[Begin Stored records]

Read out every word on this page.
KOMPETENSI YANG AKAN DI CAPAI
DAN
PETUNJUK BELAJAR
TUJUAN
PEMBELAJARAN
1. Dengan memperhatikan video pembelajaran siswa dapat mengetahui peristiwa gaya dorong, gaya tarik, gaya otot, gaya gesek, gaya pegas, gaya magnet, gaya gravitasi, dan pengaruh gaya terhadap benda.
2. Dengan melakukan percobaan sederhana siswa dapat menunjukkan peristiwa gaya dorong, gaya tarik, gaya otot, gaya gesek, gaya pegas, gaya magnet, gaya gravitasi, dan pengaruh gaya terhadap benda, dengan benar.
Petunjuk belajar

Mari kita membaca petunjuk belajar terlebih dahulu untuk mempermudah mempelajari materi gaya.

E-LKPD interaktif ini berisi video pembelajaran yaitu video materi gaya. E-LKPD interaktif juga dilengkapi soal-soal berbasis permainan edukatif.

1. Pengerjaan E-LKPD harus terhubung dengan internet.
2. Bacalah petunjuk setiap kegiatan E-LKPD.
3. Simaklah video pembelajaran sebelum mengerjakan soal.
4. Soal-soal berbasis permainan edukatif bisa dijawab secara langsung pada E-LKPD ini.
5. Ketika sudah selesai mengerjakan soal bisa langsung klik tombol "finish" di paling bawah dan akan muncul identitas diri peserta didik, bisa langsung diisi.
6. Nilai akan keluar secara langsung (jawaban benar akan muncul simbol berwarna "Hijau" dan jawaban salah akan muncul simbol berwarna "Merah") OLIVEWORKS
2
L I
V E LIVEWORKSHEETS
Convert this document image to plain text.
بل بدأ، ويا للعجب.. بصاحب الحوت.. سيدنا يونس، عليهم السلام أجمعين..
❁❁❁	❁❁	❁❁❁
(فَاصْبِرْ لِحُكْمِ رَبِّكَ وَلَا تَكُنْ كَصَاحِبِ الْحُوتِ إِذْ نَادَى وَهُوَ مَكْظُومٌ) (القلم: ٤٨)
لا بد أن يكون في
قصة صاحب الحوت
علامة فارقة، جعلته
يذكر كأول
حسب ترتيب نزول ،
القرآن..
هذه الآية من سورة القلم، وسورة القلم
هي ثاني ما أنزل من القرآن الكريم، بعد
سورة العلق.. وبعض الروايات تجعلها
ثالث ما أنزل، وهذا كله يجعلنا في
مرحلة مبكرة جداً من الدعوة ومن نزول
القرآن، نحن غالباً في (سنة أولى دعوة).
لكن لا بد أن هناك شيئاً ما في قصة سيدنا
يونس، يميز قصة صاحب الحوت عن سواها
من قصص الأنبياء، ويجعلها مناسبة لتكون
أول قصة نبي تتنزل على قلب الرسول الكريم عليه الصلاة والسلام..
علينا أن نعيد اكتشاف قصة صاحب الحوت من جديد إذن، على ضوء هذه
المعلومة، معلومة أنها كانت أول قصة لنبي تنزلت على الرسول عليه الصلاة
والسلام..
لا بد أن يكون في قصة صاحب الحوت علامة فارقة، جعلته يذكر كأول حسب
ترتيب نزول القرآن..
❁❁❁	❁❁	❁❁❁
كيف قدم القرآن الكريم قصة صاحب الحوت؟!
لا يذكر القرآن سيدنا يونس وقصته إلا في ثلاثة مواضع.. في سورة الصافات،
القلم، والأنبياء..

[End Stored records]

- What you need to do
Print the material verbatim, all of it.

- Solution to the problem
Read out every word on this page.
KOMPETENSI YANG AKAN DI CAPAI
DAN
PETUNJUK BELAJAR
TUJUAN
PEMBELAJARAN
1. Dengan memperhatikan video pembelajaran siswa dapat mengetahui peristiwa gaya dorong, gaya tarik, gaya otot, gaya gesek, gaya pegas, gaya magnet, gaya gravitasi, dan pengaruh gaya terhadap benda.
2. Dengan melakukan percobaan sederhana siswa dapat menunjukkan peristiwa gaya dorong, gaya tarik, gaya otot, gaya gesek, gaya pegas, gaya magnet, gaya gravitasi, dan pengaruh gaya terhadap benda, dengan benar.
Petunjuk belajar

Mari kita membaca petunjuk belajar terlebih dahulu untuk mempermudah mempelajari materi gaya.

E-LKPD interaktif ini berisi video pembelajaran yaitu video materi gaya. E-LKPD interaktif juga dilengkapi soal-soal berbasis permainan edukatif.

1. Pengerjaan E-LKPD harus terhubung dengan internet.
2. Bacalah petunjuk setiap kegiatan E-LKPD.
3. Simaklah video pembelajaran sebelum mengerjakan soal.
4. Soal-soal berbasis permainan edukatif bisa dijawab secara langsung pada E-LKPD ini.
5. Ketika sudah selesai mengerjakan soal bisa langsung klik tombol "finish" di paling bawah dan akan muncul identitas diri peserta didik, bisa langsung diisi.
6. Nilai akan keluar secara langsung (jawaban benar akan muncul simbol berwarna "Hijau" dan jawaban salah akan muncul simbol berwarna "Merah") OLIVEWORKS
2
L I
V E LIVEWORKSHEETS
Convert this document image to plain text.
بل بدأ، ويا للعجب.. بصاحب الحوت.. سيدنا يونس، عليهم السلام أجمعين..
❁❁❁	❁❁	❁❁❁
(فَاصْبِرْ لِحُكْمِ رَبِّكَ وَلَا تَكُنْ كَصَاحِبِ الْحُوتِ إِذْ نَادَى وَهُوَ مَكْظُومٌ) (القلم: ٤٨)
لا بد أن يكون في
قصة صاحب الحوت
علامة فارقة، جعلته
يذكر كأول
حسب ترتيب نزول ،
القرآن..
هذه الآية من سورة القلم، وسورة القلم
هي ثاني ما أنزل من القرآن الكريم، بعد
سورة العلق.. وبعض الروايات تجعلها
ثالث ما أنزل، وهذا كله يجعلنا في
مرحلة مبكرة جداً من الدعوة ومن نزول
القرآن، نحن غالباً في (سنة أولى دعوة).
لكن لا بد أن هناك شيئاً ما في قصة سيدنا
يونس، يميز قصة صاحب الحوت عن سواها
من قصص الأنبياء، ويجعلها مناسبة لتكون
أول قصة نبي تتنزل على قلب الرسول الكريم عليه الصلاة والسلام..
علينا أن نعيد اكتشاف قصة صاحب الحوت من جديد إذن، على ضوء هذه
المعلومة، معلومة أنها كانت أول قصة لنبي تنزلت على الرسول عليه الصلاة
والسلام..
لا بد أن يكون في قصة صاحب الحوت علامة فارقة، جعلته يذكر كأول حسب
ترتيب نزول القرآن..
❁❁❁	❁❁	❁❁❁
كيف قدم القرآن الكريم قصة صاحب الحوت؟!
لا يذكر القرآن سيدنا يونس وقصته إلا في ثلاثة مواضع.. في سورة الصافات،
القلم، والأنبياء..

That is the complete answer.